Set task – Write out the entire listing below exactly as it appears, minus any pictures.

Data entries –
____
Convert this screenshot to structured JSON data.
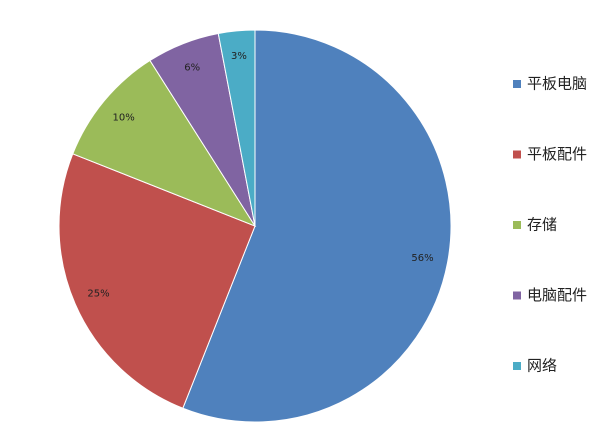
{
  "chart_data": {
    "type": "pie",
    "categories": [
      "平板电脑",
      "平板配件",
      "存储",
      "电脑配件",
      "网络"
    ],
    "values": [
      56,
      25,
      10,
      6,
      3
    ],
    "value_labels": [
      "56%",
      "25%",
      "10%",
      "6%",
      "3%"
    ],
    "colors": [
      "#4f81bd",
      "#c0504d",
      "#9bbb59",
      "#8064a2",
      "#4bacc6"
    ],
    "legend": "right"
  }
}
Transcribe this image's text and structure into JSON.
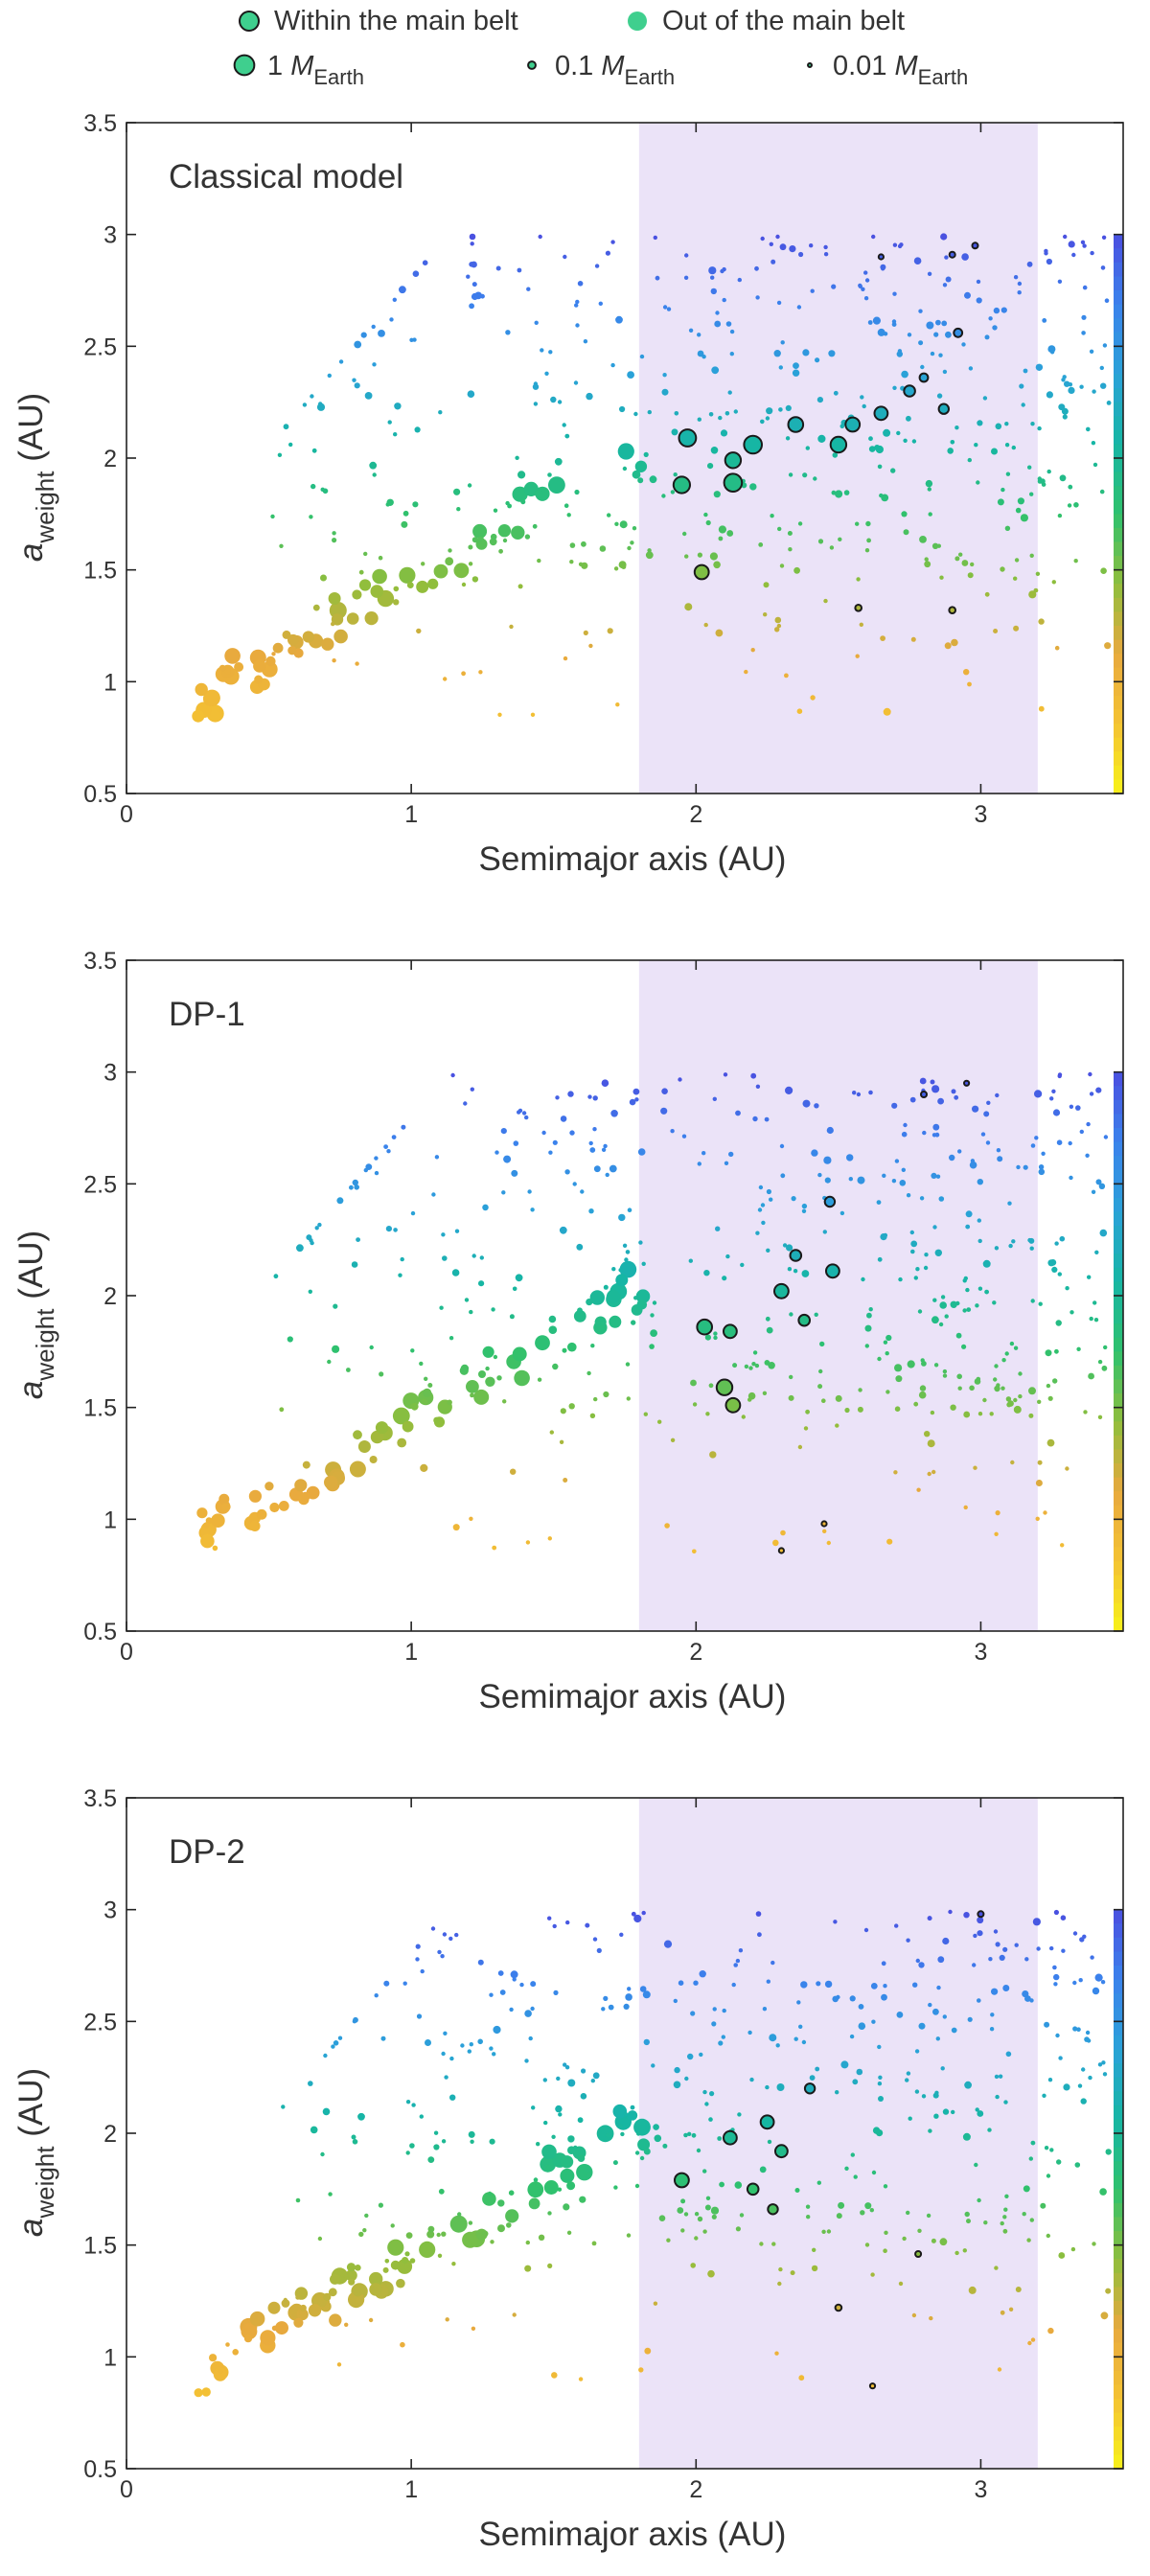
{
  "legend": {
    "row1": [
      {
        "label": "Within the main belt",
        "outlined": true
      },
      {
        "label": "Out of the main belt",
        "outlined": false
      }
    ],
    "row2": [
      {
        "prefix": "1 ",
        "symbol": "M",
        "subscript": "Earth",
        "mass": 1.0
      },
      {
        "prefix": "0.1 ",
        "symbol": "M",
        "subscript": "Earth",
        "mass": 0.1
      },
      {
        "prefix": "0.01 ",
        "symbol": "M",
        "subscript": "Earth",
        "mass": 0.01
      }
    ]
  },
  "colors": {
    "belt_band": "#ebe3f8",
    "outline": "#1a1a1a",
    "legend_fill": "#3fcf8e",
    "colormap": [
      "#f7f21a",
      "#f4c233",
      "#e8a93e",
      "#8fbe3c",
      "#30c16d",
      "#16b6a4",
      "#2aa2d8",
      "#3b82ec",
      "#4a4fe0"
    ]
  },
  "chart_data": [
    {
      "type": "scatter",
      "title": "Classical model",
      "xlabel": "Semimajor axis (AU)",
      "ylabel": {
        "base": "a",
        "sub": "weight",
        "unit": " (AU)"
      },
      "xlim": [
        0,
        3.5
      ],
      "ylim": [
        0.5,
        3.5
      ],
      "xticks": [
        "0",
        "1",
        "2",
        "3"
      ],
      "yticks": [
        "0.5",
        "1",
        "1.5",
        "2",
        "2.5",
        "3",
        "3.5"
      ],
      "main_belt": [
        1.8,
        3.2
      ],
      "colorbar_range": [
        0.5,
        3.0
      ],
      "highlighted_points": [
        {
          "x": 1.97,
          "y": 2.09,
          "m": 0.55
        },
        {
          "x": 1.95,
          "y": 1.88,
          "m": 0.5
        },
        {
          "x": 2.13,
          "y": 1.89,
          "m": 0.6
        },
        {
          "x": 2.13,
          "y": 1.99,
          "m": 0.45
        },
        {
          "x": 2.2,
          "y": 2.06,
          "m": 0.6
        },
        {
          "x": 2.02,
          "y": 1.49,
          "m": 0.35
        },
        {
          "x": 2.35,
          "y": 2.15,
          "m": 0.4
        },
        {
          "x": 2.5,
          "y": 2.06,
          "m": 0.45
        },
        {
          "x": 2.55,
          "y": 2.15,
          "m": 0.35
        },
        {
          "x": 2.65,
          "y": 2.2,
          "m": 0.3
        },
        {
          "x": 2.75,
          "y": 2.3,
          "m": 0.2
        },
        {
          "x": 2.87,
          "y": 2.22,
          "m": 0.15
        },
        {
          "x": 2.92,
          "y": 2.56,
          "m": 0.1
        },
        {
          "x": 2.8,
          "y": 2.36,
          "m": 0.1
        },
        {
          "x": 2.57,
          "y": 1.33,
          "m": 0.05
        },
        {
          "x": 2.9,
          "y": 1.32,
          "m": 0.05
        },
        {
          "x": 2.9,
          "y": 2.91,
          "m": 0.04
        },
        {
          "x": 2.98,
          "y": 2.95,
          "m": 0.04
        },
        {
          "x": 2.65,
          "y": 2.9,
          "m": 0.03
        }
      ],
      "gen": {
        "seed": 11,
        "n_in": 70,
        "n_scatter": 480
      }
    },
    {
      "type": "scatter",
      "title": "DP-1",
      "xlabel": "Semimajor axis (AU)",
      "ylabel": {
        "base": "a",
        "sub": "weight",
        "unit": " (AU)"
      },
      "xlim": [
        0,
        3.5
      ],
      "ylim": [
        0.5,
        3.5
      ],
      "xticks": [
        "0",
        "1",
        "2",
        "3"
      ],
      "yticks": [
        "0.5",
        "1",
        "1.5",
        "2",
        "2.5",
        "3",
        "3.5"
      ],
      "main_belt": [
        1.8,
        3.2
      ],
      "colorbar_range": [
        0.5,
        3.0
      ],
      "highlighted_points": [
        {
          "x": 2.03,
          "y": 1.86,
          "m": 0.4
        },
        {
          "x": 2.1,
          "y": 1.59,
          "m": 0.45
        },
        {
          "x": 2.13,
          "y": 1.51,
          "m": 0.35
        },
        {
          "x": 2.12,
          "y": 1.84,
          "m": 0.3
        },
        {
          "x": 2.3,
          "y": 2.02,
          "m": 0.35
        },
        {
          "x": 2.48,
          "y": 2.11,
          "m": 0.3
        },
        {
          "x": 2.35,
          "y": 2.18,
          "m": 0.2
        },
        {
          "x": 2.38,
          "y": 1.89,
          "m": 0.2
        },
        {
          "x": 2.47,
          "y": 2.42,
          "m": 0.15
        },
        {
          "x": 2.3,
          "y": 0.86,
          "m": 0.03
        },
        {
          "x": 2.45,
          "y": 0.98,
          "m": 0.03
        },
        {
          "x": 2.8,
          "y": 2.9,
          "m": 0.04
        },
        {
          "x": 2.95,
          "y": 2.95,
          "m": 0.03
        }
      ],
      "gen": {
        "seed": 23,
        "n_in": 80,
        "n_scatter": 470
      }
    },
    {
      "type": "scatter",
      "title": "DP-2",
      "xlabel": "Semimajor axis (AU)",
      "ylabel": {
        "base": "a",
        "sub": "weight",
        "unit": " (AU)"
      },
      "xlim": [
        0,
        3.5
      ],
      "ylim": [
        0.5,
        3.5
      ],
      "xticks": [
        "0",
        "1",
        "2",
        "3"
      ],
      "yticks": [
        "0.5",
        "1",
        "1.5",
        "2",
        "2.5",
        "3",
        "3.5"
      ],
      "main_belt": [
        1.8,
        3.2
      ],
      "colorbar_range": [
        0.5,
        3.0
      ],
      "highlighted_points": [
        {
          "x": 1.95,
          "y": 1.79,
          "m": 0.35
        },
        {
          "x": 2.12,
          "y": 1.98,
          "m": 0.3
        },
        {
          "x": 2.25,
          "y": 2.05,
          "m": 0.3
        },
        {
          "x": 2.3,
          "y": 1.92,
          "m": 0.25
        },
        {
          "x": 2.2,
          "y": 1.75,
          "m": 0.2
        },
        {
          "x": 2.27,
          "y": 1.66,
          "m": 0.15
        },
        {
          "x": 2.4,
          "y": 2.2,
          "m": 0.15
        },
        {
          "x": 2.5,
          "y": 1.22,
          "m": 0.05
        },
        {
          "x": 2.62,
          "y": 0.87,
          "m": 0.03
        },
        {
          "x": 2.78,
          "y": 1.46,
          "m": 0.04
        },
        {
          "x": 3.0,
          "y": 2.98,
          "m": 0.04
        }
      ],
      "gen": {
        "seed": 37,
        "n_in": 95,
        "n_scatter": 440
      }
    }
  ]
}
____
Solution –
Convert this screenshot to structured JSON data.
{
  "chart_data": {
    "type": "pie",
    "categories": [
      "平板电脑",
      "平板配件",
      "存储",
      "电脑配件",
      "网络"
    ],
    "values": [
      56,
      25,
      10,
      6,
      3
    ],
    "value_labels": [
      "56%",
      "25%",
      "10%",
      "6%",
      "3%"
    ],
    "colors": [
      "#4f81bd",
      "#c0504d",
      "#9bbb59",
      "#8064a2",
      "#4bacc6"
    ],
    "legend": "right"
  }
}
Transcribe this image's text and structure into JSON.
{
  "legend": {
    "row1": [
      {
        "label": "Within the main belt",
        "outlined": true
      },
      {
        "label": "Out of the main belt",
        "outlined": false
      }
    ],
    "row2": [
      {
        "prefix": "1 ",
        "symbol": "M",
        "subscript": "Earth",
        "mass": 1.0
      },
      {
        "prefix": "0.1 ",
        "symbol": "M",
        "subscript": "Earth",
        "mass": 0.1
      },
      {
        "prefix": "0.01 ",
        "symbol": "M",
        "subscript": "Earth",
        "mass": 0.01
      }
    ]
  },
  "colors": {
    "belt_band": "#ebe3f8",
    "outline": "#1a1a1a",
    "legend_fill": "#3fcf8e",
    "colormap": [
      "#f7f21a",
      "#f4c233",
      "#e8a93e",
      "#8fbe3c",
      "#30c16d",
      "#16b6a4",
      "#2aa2d8",
      "#3b82ec",
      "#4a4fe0"
    ]
  },
  "chart_data": [
    {
      "type": "scatter",
      "title": "Classical model",
      "xlabel": "Semimajor axis (AU)",
      "ylabel": {
        "base": "a",
        "sub": "weight",
        "unit": " (AU)"
      },
      "xlim": [
        0,
        3.5
      ],
      "ylim": [
        0.5,
        3.5
      ],
      "xticks": [
        "0",
        "1",
        "2",
        "3"
      ],
      "yticks": [
        "0.5",
        "1",
        "1.5",
        "2",
        "2.5",
        "3",
        "3.5"
      ],
      "main_belt": [
        1.8,
        3.2
      ],
      "colorbar_range": [
        0.5,
        3.0
      ],
      "highlighted_points": [
        {
          "x": 1.97,
          "y": 2.09,
          "m": 0.55
        },
        {
          "x": 1.95,
          "y": 1.88,
          "m": 0.5
        },
        {
          "x": 2.13,
          "y": 1.89,
          "m": 0.6
        },
        {
          "x": 2.13,
          "y": 1.99,
          "m": 0.45
        },
        {
          "x": 2.2,
          "y": 2.06,
          "m": 0.6
        },
        {
          "x": 2.02,
          "y": 1.49,
          "m": 0.35
        },
        {
          "x": 2.35,
          "y": 2.15,
          "m": 0.4
        },
        {
          "x": 2.5,
          "y": 2.06,
          "m": 0.45
        },
        {
          "x": 2.55,
          "y": 2.15,
          "m": 0.35
        },
        {
          "x": 2.65,
          "y": 2.2,
          "m": 0.3
        },
        {
          "x": 2.75,
          "y": 2.3,
          "m": 0.2
        },
        {
          "x": 2.87,
          "y": 2.22,
          "m": 0.15
        },
        {
          "x": 2.92,
          "y": 2.56,
          "m": 0.1
        },
        {
          "x": 2.8,
          "y": 2.36,
          "m": 0.1
        },
        {
          "x": 2.57,
          "y": 1.33,
          "m": 0.05
        },
        {
          "x": 2.9,
          "y": 1.32,
          "m": 0.05
        },
        {
          "x": 2.9,
          "y": 2.91,
          "m": 0.04
        },
        {
          "x": 2.98,
          "y": 2.95,
          "m": 0.04
        },
        {
          "x": 2.65,
          "y": 2.9,
          "m": 0.03
        }
      ],
      "gen": {
        "seed": 11,
        "n_in": 70,
        "n_scatter": 480
      }
    },
    {
      "type": "scatter",
      "title": "DP-1",
      "xlabel": "Semimajor axis (AU)",
      "ylabel": {
        "base": "a",
        "sub": "weight",
        "unit": " (AU)"
      },
      "xlim": [
        0,
        3.5
      ],
      "ylim": [
        0.5,
        3.5
      ],
      "xticks": [
        "0",
        "1",
        "2",
        "3"
      ],
      "yticks": [
        "0.5",
        "1",
        "1.5",
        "2",
        "2.5",
        "3",
        "3.5"
      ],
      "main_belt": [
        1.8,
        3.2
      ],
      "colorbar_range": [
        0.5,
        3.0
      ],
      "highlighted_points": [
        {
          "x": 2.03,
          "y": 1.86,
          "m": 0.4
        },
        {
          "x": 2.1,
          "y": 1.59,
          "m": 0.45
        },
        {
          "x": 2.13,
          "y": 1.51,
          "m": 0.35
        },
        {
          "x": 2.12,
          "y": 1.84,
          "m": 0.3
        },
        {
          "x": 2.3,
          "y": 2.02,
          "m": 0.35
        },
        {
          "x": 2.48,
          "y": 2.11,
          "m": 0.3
        },
        {
          "x": 2.35,
          "y": 2.18,
          "m": 0.2
        },
        {
          "x": 2.38,
          "y": 1.89,
          "m": 0.2
        },
        {
          "x": 2.47,
          "y": 2.42,
          "m": 0.15
        },
        {
          "x": 2.3,
          "y": 0.86,
          "m": 0.03
        },
        {
          "x": 2.45,
          "y": 0.98,
          "m": 0.03
        },
        {
          "x": 2.8,
          "y": 2.9,
          "m": 0.04
        },
        {
          "x": 2.95,
          "y": 2.95,
          "m": 0.03
        }
      ],
      "gen": {
        "seed": 23,
        "n_in": 80,
        "n_scatter": 470
      }
    },
    {
      "type": "scatter",
      "title": "DP-2",
      "xlabel": "Semimajor axis (AU)",
      "ylabel": {
        "base": "a",
        "sub": "weight",
        "unit": " (AU)"
      },
      "xlim": [
        0,
        3.5
      ],
      "ylim": [
        0.5,
        3.5
      ],
      "xticks": [
        "0",
        "1",
        "2",
        "3"
      ],
      "yticks": [
        "0.5",
        "1",
        "1.5",
        "2",
        "2.5",
        "3",
        "3.5"
      ],
      "main_belt": [
        1.8,
        3.2
      ],
      "colorbar_range": [
        0.5,
        3.0
      ],
      "highlighted_points": [
        {
          "x": 1.95,
          "y": 1.79,
          "m": 0.35
        },
        {
          "x": 2.12,
          "y": 1.98,
          "m": 0.3
        },
        {
          "x": 2.25,
          "y": 2.05,
          "m": 0.3
        },
        {
          "x": 2.3,
          "y": 1.92,
          "m": 0.25
        },
        {
          "x": 2.2,
          "y": 1.75,
          "m": 0.2
        },
        {
          "x": 2.27,
          "y": 1.66,
          "m": 0.15
        },
        {
          "x": 2.4,
          "y": 2.2,
          "m": 0.15
        },
        {
          "x": 2.5,
          "y": 1.22,
          "m": 0.05
        },
        {
          "x": 2.62,
          "y": 0.87,
          "m": 0.03
        },
        {
          "x": 2.78,
          "y": 1.46,
          "m": 0.04
        },
        {
          "x": 3.0,
          "y": 2.98,
          "m": 0.04
        }
      ],
      "gen": {
        "seed": 37,
        "n_in": 95,
        "n_scatter": 440
      }
    }
  ]
}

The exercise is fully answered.